[Saved entries]
□ □ □ □

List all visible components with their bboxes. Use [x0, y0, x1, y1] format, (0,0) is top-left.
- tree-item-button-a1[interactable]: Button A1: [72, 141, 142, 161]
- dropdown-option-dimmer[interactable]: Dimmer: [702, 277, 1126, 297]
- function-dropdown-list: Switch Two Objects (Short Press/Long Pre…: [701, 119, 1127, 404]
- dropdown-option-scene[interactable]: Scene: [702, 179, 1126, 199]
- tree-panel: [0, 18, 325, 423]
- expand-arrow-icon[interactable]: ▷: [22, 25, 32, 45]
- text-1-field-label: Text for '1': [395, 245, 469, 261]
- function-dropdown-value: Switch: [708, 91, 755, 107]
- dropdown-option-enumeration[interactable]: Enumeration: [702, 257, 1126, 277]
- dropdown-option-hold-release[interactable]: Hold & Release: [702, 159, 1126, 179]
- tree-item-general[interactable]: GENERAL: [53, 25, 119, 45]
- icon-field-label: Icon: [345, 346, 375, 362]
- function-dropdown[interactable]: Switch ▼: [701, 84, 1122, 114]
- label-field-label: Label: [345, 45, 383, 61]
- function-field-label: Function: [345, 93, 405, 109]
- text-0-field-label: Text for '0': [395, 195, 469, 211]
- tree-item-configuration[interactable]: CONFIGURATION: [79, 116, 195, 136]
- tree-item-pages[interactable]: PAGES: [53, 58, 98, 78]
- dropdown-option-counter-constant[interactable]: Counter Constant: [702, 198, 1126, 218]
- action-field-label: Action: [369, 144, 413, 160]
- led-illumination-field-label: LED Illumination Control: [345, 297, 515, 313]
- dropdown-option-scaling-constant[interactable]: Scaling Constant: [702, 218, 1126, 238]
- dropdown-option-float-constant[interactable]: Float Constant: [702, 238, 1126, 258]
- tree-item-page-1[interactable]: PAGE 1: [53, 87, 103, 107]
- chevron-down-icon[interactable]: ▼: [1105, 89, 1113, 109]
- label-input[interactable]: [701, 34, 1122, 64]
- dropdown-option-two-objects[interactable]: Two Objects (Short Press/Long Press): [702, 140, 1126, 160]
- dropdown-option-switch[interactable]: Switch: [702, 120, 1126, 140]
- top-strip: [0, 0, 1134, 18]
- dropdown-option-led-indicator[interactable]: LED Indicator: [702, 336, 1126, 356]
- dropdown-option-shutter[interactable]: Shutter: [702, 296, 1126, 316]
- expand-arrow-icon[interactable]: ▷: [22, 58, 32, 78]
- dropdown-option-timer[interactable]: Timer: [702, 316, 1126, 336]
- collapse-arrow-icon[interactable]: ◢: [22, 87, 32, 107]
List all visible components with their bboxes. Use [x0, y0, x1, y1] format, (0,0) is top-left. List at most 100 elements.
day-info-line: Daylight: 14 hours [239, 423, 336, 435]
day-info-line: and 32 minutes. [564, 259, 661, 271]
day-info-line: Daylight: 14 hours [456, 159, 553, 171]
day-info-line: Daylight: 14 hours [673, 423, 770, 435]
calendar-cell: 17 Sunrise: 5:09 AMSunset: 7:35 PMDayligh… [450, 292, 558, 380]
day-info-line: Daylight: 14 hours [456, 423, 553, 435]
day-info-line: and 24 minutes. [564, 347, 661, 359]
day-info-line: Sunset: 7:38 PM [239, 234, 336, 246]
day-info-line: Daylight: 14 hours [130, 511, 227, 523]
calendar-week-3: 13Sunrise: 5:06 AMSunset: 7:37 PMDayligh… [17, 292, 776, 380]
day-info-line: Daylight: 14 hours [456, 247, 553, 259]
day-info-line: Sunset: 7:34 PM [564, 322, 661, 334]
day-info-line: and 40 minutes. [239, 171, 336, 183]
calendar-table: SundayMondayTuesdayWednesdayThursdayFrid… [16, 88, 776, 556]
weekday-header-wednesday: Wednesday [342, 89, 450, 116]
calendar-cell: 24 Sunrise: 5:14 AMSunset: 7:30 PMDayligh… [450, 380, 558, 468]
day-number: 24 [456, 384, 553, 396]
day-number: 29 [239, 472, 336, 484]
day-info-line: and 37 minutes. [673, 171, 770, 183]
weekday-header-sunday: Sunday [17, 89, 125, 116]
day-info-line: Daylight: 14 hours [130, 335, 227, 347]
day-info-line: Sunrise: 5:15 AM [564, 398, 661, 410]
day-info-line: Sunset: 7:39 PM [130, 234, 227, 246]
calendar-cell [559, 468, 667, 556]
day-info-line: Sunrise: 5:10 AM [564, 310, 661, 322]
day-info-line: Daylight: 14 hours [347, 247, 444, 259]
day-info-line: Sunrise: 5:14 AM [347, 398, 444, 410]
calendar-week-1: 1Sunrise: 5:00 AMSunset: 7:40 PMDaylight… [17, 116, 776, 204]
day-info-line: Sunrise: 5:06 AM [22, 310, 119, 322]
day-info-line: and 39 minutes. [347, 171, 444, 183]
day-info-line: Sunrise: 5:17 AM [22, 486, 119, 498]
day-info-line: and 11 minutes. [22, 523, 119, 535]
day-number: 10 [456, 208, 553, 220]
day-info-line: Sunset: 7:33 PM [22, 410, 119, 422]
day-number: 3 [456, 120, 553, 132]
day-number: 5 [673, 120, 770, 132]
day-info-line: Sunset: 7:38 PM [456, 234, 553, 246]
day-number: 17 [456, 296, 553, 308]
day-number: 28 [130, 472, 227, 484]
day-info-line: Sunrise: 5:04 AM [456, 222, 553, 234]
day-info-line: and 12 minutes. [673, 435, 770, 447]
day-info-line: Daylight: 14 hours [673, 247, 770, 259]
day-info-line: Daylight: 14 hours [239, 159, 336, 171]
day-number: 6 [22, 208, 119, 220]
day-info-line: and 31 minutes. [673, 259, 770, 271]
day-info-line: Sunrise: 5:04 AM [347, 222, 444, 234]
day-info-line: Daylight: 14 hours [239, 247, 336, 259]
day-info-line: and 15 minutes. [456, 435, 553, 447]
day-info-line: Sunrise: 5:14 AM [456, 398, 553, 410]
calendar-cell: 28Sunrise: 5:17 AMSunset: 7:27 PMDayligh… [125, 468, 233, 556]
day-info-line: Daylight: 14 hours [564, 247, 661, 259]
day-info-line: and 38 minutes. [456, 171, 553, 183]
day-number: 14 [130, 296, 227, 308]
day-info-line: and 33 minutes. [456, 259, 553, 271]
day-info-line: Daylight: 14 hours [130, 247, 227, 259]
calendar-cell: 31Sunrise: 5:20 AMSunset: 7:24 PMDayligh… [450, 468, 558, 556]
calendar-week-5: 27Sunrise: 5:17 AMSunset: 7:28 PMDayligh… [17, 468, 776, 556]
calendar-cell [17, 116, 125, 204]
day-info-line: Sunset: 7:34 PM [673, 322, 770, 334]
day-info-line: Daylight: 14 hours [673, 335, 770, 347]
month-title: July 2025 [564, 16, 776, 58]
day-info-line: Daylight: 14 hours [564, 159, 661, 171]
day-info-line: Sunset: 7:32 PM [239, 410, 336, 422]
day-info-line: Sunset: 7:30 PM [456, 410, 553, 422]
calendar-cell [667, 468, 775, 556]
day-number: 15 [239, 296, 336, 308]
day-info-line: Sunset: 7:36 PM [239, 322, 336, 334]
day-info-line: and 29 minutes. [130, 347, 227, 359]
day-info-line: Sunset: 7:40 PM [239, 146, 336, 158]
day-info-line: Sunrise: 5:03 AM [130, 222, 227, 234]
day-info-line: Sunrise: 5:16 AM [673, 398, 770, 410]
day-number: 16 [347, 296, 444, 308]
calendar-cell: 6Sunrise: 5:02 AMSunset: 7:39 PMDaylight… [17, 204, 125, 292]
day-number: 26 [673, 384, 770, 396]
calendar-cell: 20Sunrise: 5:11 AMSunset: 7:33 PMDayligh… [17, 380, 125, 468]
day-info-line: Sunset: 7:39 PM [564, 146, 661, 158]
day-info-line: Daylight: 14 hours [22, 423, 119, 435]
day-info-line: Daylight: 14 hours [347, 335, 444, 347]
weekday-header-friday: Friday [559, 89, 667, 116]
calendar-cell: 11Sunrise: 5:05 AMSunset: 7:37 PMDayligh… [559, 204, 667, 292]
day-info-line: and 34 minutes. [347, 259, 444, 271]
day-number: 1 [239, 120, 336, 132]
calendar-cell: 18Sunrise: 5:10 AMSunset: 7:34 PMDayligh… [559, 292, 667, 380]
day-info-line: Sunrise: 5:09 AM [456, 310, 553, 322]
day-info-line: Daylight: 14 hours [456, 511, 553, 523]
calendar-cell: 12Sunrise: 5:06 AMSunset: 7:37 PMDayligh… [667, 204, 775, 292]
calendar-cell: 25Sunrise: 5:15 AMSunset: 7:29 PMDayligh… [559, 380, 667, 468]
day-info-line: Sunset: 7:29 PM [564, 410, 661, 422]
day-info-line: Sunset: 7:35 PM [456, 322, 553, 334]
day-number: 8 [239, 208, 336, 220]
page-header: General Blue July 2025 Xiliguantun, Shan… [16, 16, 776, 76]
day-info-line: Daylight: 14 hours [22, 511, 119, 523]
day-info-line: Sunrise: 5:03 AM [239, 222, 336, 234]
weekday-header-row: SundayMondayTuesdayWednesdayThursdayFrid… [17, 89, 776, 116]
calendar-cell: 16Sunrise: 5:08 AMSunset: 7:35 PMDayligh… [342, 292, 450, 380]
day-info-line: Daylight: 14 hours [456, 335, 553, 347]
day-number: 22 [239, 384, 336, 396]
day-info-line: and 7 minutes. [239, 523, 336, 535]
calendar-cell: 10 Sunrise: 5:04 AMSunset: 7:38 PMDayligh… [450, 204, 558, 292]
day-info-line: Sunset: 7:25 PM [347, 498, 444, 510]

□ □ □ □

**Objective**
Copy the items above line for line, from the very first line through the line that contains "- dropdown-option-scaling-constant[interactable]: Scaling", with both of those lines included.

**Exercise solution**
List all visible components with their bboxes. Use [x0, y0, x1, y1] format, (0,0) is top-left.
- tree-item-button-a1[interactable]: Button A1: [72, 141, 142, 161]
- dropdown-option-dimmer[interactable]: Dimmer: [702, 277, 1126, 297]
- function-dropdown-list: Switch Two Objects (Short Press/Long Pre…: [701, 119, 1127, 404]
- dropdown-option-scene[interactable]: Scene: [702, 179, 1126, 199]
- tree-panel: [0, 18, 325, 423]
- expand-arrow-icon[interactable]: ▷: [22, 25, 32, 45]
- text-1-field-label: Text for '1': [395, 245, 469, 261]
- function-dropdown-value: Switch: [708, 91, 755, 107]
- dropdown-option-enumeration[interactable]: Enumeration: [702, 257, 1126, 277]
- dropdown-option-hold-release[interactable]: Hold & Release: [702, 159, 1126, 179]
- tree-item-general[interactable]: GENERAL: [53, 25, 119, 45]
- icon-field-label: Icon: [345, 346, 375, 362]
- function-dropdown[interactable]: Switch ▼: [701, 84, 1122, 114]
- label-field-label: Label: [345, 45, 383, 61]
- function-field-label: Function: [345, 93, 405, 109]
- text-0-field-label: Text for '0': [395, 195, 469, 211]
- tree-item-configuration[interactable]: CONFIGURATION: [79, 116, 195, 136]
- tree-item-pages[interactable]: PAGES: [53, 58, 98, 78]
- dropdown-option-counter-constant[interactable]: Counter Constant: [702, 198, 1126, 218]
- action-field-label: Action: [369, 144, 413, 160]
- led-illumination-field-label: LED Illumination Control: [345, 297, 515, 313]
- dropdown-option-scaling-constant[interactable]: Scaling Constant: [702, 218, 1126, 238]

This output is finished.